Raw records
^^^^

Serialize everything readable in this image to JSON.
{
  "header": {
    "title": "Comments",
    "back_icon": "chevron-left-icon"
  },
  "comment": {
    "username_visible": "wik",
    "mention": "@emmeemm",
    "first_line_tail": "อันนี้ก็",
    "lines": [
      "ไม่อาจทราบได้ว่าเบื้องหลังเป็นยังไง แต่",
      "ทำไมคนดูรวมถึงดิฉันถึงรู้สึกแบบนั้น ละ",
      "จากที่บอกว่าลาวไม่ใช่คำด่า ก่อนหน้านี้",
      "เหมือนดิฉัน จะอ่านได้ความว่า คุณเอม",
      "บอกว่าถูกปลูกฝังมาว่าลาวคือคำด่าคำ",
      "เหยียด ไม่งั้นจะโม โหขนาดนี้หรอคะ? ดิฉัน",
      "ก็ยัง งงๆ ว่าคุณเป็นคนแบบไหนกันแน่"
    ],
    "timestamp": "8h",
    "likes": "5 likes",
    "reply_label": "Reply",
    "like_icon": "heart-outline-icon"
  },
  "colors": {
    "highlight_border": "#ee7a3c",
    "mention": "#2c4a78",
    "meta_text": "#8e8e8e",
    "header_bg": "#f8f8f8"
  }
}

^^^^

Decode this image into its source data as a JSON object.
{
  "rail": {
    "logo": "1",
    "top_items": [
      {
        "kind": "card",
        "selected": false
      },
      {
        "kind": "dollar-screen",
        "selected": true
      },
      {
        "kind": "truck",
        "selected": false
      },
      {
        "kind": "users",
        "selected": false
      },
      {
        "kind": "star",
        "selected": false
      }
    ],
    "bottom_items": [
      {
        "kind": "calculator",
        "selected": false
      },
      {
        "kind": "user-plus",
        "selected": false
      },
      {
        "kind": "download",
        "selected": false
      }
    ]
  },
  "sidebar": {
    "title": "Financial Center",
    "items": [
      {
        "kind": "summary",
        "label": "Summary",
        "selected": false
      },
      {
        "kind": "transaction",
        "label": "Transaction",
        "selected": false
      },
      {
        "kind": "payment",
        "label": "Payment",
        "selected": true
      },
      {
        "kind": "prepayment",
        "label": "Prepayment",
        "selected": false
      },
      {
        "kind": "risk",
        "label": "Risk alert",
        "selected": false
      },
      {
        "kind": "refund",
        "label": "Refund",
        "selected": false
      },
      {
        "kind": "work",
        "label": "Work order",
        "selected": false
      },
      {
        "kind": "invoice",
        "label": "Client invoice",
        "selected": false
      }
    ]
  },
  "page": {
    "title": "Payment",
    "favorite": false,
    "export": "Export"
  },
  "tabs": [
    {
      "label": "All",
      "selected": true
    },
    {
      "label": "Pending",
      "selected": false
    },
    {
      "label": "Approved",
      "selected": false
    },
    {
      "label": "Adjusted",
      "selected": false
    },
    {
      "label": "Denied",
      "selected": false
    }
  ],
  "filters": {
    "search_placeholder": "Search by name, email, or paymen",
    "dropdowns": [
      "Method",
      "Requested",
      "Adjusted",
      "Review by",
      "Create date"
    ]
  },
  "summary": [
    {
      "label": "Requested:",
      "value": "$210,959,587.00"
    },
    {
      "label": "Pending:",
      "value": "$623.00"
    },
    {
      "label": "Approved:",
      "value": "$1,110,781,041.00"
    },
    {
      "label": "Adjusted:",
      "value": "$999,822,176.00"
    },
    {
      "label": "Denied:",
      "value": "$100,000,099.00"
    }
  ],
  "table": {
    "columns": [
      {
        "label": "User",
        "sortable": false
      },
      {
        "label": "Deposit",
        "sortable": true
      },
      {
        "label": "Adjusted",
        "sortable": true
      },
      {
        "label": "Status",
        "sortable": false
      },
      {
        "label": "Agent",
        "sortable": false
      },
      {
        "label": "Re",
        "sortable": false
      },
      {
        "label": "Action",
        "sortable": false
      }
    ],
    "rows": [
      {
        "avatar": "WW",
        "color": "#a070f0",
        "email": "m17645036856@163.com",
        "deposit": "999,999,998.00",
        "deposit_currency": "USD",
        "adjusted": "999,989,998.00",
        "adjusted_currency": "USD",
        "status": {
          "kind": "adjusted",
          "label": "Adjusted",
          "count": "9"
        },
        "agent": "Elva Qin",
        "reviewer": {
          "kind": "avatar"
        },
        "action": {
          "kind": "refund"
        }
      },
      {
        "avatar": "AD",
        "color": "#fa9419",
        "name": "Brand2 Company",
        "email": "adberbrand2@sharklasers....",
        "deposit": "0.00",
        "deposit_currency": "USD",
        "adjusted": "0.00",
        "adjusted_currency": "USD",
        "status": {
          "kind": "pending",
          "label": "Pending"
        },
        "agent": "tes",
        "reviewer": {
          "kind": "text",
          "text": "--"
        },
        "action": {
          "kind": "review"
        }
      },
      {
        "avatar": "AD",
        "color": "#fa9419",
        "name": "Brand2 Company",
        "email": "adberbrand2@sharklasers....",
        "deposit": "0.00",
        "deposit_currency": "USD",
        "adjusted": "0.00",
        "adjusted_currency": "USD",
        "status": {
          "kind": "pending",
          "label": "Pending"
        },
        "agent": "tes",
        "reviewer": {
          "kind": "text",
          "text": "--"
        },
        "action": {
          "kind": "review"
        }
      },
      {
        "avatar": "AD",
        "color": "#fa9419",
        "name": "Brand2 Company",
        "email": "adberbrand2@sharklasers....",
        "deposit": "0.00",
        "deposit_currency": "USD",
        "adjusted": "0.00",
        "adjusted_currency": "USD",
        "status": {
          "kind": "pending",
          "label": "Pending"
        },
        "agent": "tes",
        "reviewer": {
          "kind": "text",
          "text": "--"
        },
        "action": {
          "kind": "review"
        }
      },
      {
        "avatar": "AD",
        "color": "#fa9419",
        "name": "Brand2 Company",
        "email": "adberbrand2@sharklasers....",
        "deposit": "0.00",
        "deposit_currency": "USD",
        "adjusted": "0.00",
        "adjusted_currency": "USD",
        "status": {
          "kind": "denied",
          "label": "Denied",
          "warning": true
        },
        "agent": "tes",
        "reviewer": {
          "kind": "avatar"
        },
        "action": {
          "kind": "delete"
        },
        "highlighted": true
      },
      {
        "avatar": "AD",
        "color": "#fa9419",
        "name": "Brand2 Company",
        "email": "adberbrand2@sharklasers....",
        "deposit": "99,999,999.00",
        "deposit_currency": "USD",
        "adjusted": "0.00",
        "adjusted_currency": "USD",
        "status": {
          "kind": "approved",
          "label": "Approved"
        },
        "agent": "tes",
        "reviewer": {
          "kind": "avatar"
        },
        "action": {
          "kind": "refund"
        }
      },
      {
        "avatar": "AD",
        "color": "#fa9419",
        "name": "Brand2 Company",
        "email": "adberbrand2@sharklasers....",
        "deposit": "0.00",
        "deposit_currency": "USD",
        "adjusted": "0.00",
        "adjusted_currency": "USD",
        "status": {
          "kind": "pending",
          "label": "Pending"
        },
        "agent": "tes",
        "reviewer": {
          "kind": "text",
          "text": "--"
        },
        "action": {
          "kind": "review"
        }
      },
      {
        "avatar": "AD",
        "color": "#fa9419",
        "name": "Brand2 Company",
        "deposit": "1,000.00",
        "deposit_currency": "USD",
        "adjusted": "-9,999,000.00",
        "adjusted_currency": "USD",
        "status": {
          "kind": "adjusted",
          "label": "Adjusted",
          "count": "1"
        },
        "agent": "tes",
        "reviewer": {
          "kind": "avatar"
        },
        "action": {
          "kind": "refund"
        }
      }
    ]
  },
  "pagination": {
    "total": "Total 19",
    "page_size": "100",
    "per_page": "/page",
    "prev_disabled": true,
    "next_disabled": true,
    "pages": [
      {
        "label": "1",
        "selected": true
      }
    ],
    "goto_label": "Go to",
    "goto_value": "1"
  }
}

^^^^

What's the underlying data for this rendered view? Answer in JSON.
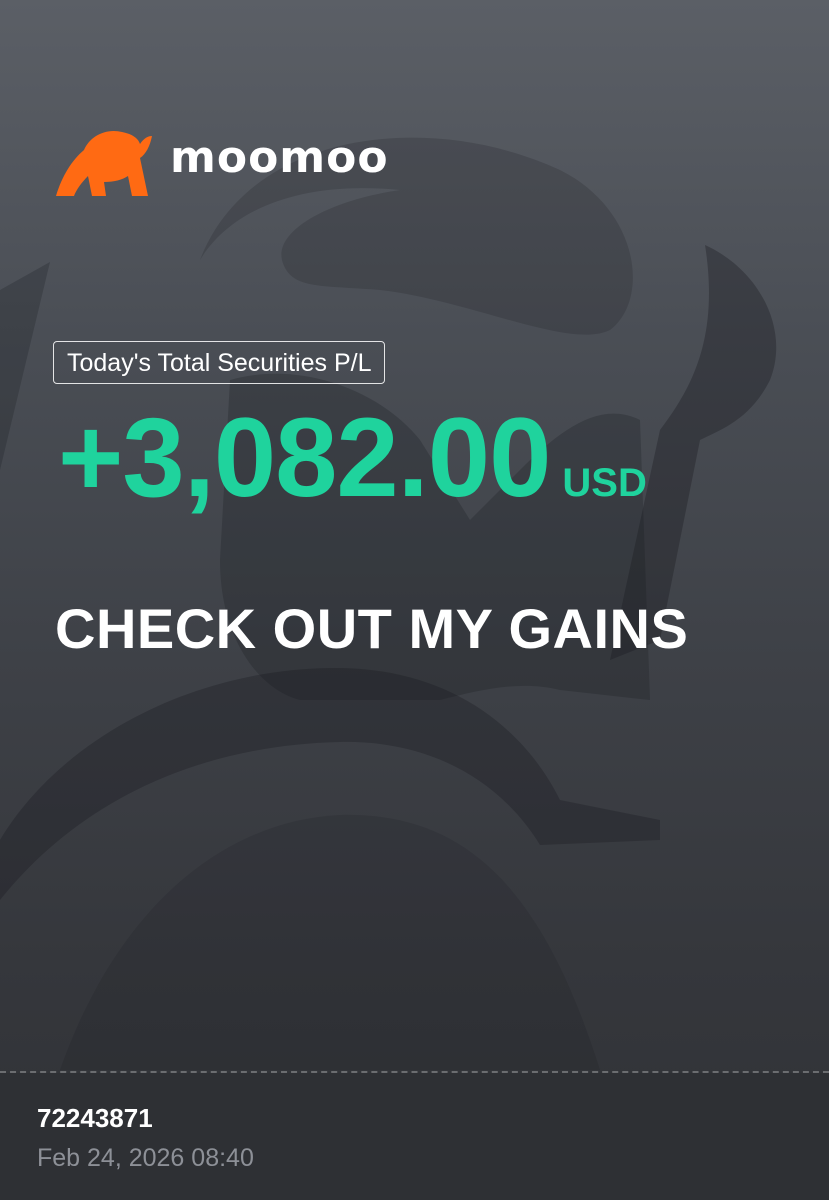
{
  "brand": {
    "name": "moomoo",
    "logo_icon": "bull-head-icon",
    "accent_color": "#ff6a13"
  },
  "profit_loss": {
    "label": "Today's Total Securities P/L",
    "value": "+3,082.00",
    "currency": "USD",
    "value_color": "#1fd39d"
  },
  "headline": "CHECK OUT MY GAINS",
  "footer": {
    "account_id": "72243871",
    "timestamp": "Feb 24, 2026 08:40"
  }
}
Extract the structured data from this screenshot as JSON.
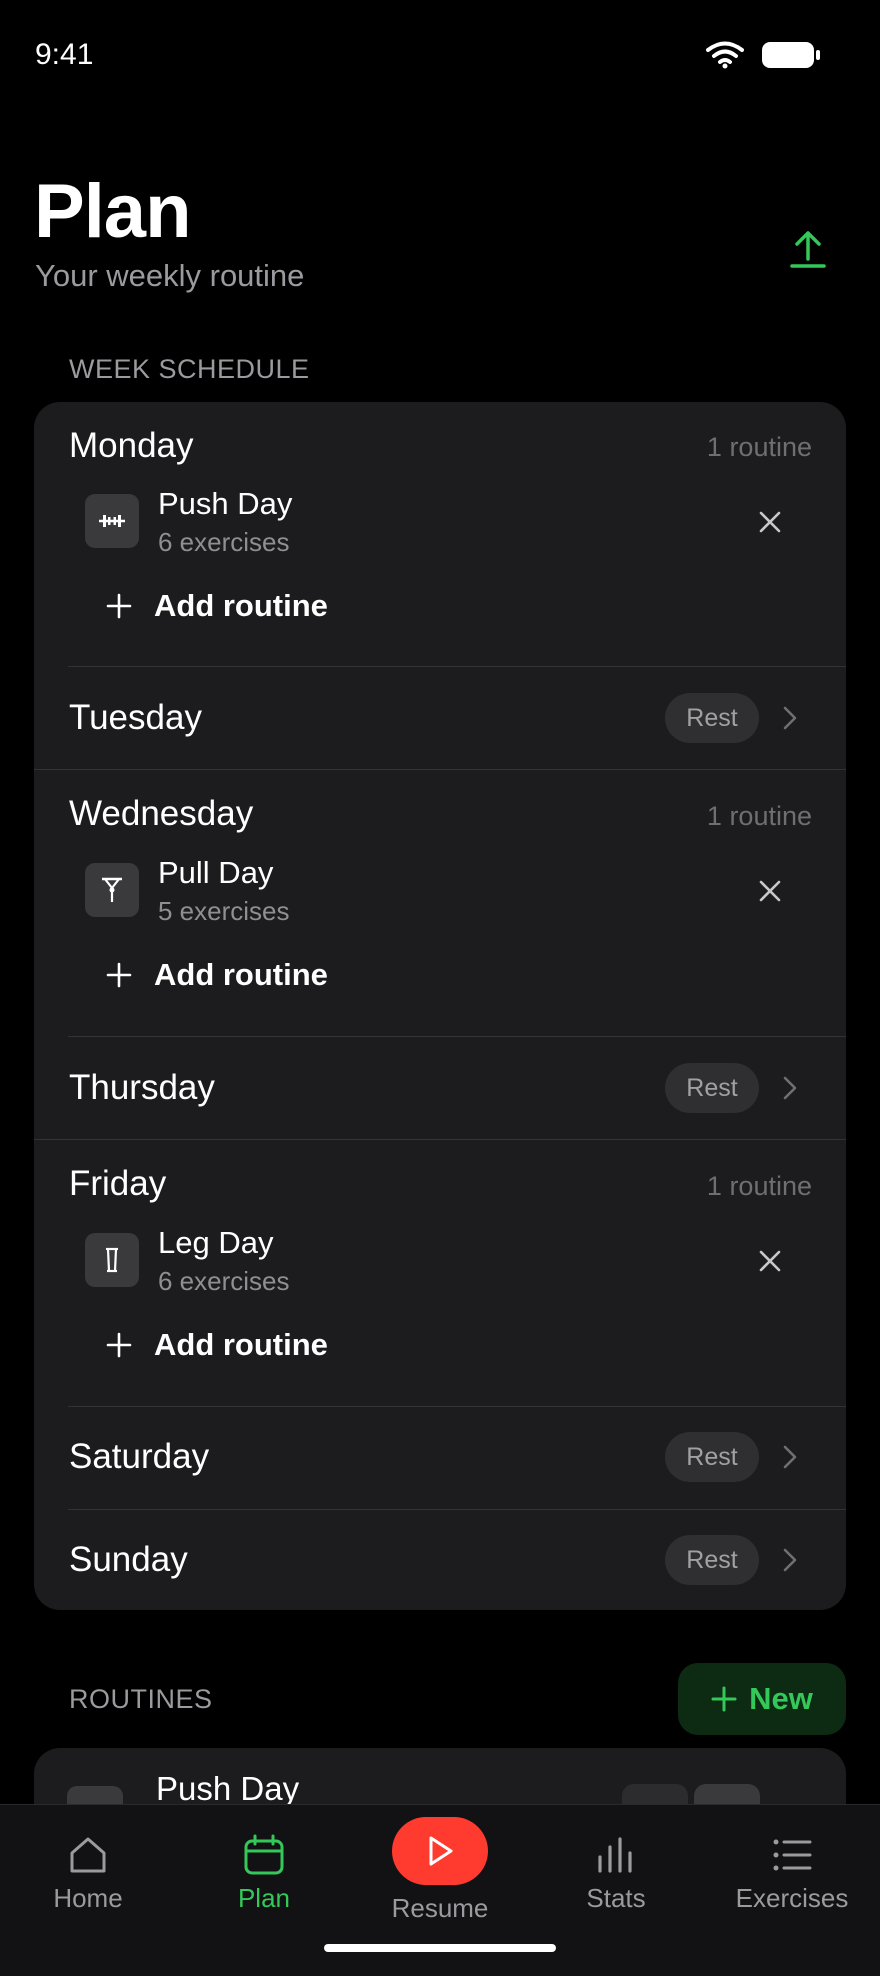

^^^^

DIRECTIONS: Write out exactly the lines from the one that has "What's the underlying" down to the one that has "Extract the structured", including both. Pictures stay out of the copy.

RESULT OF THE TASK:
What's the underlying data for this rendered view? Answer in JSON.
{
  "brand": {
    "name": "moomoo",
    "logo_icon": "bull-head-icon",
    "accent_color": "#ff6a13"
  },
  "profit_loss": {
    "label": "Today's Total Securities P/L",
    "value": "+3,082.00",
    "currency": "USD",
    "value_color": "#1fd39d"
  },
  "headline": "CHECK OUT MY GAINS",
  "footer": {
    "account_id": "72243871",
    "timestamp": "Feb 24, 2026 08:40"
  }
}
Extract the structured data from this screenshot as JSON.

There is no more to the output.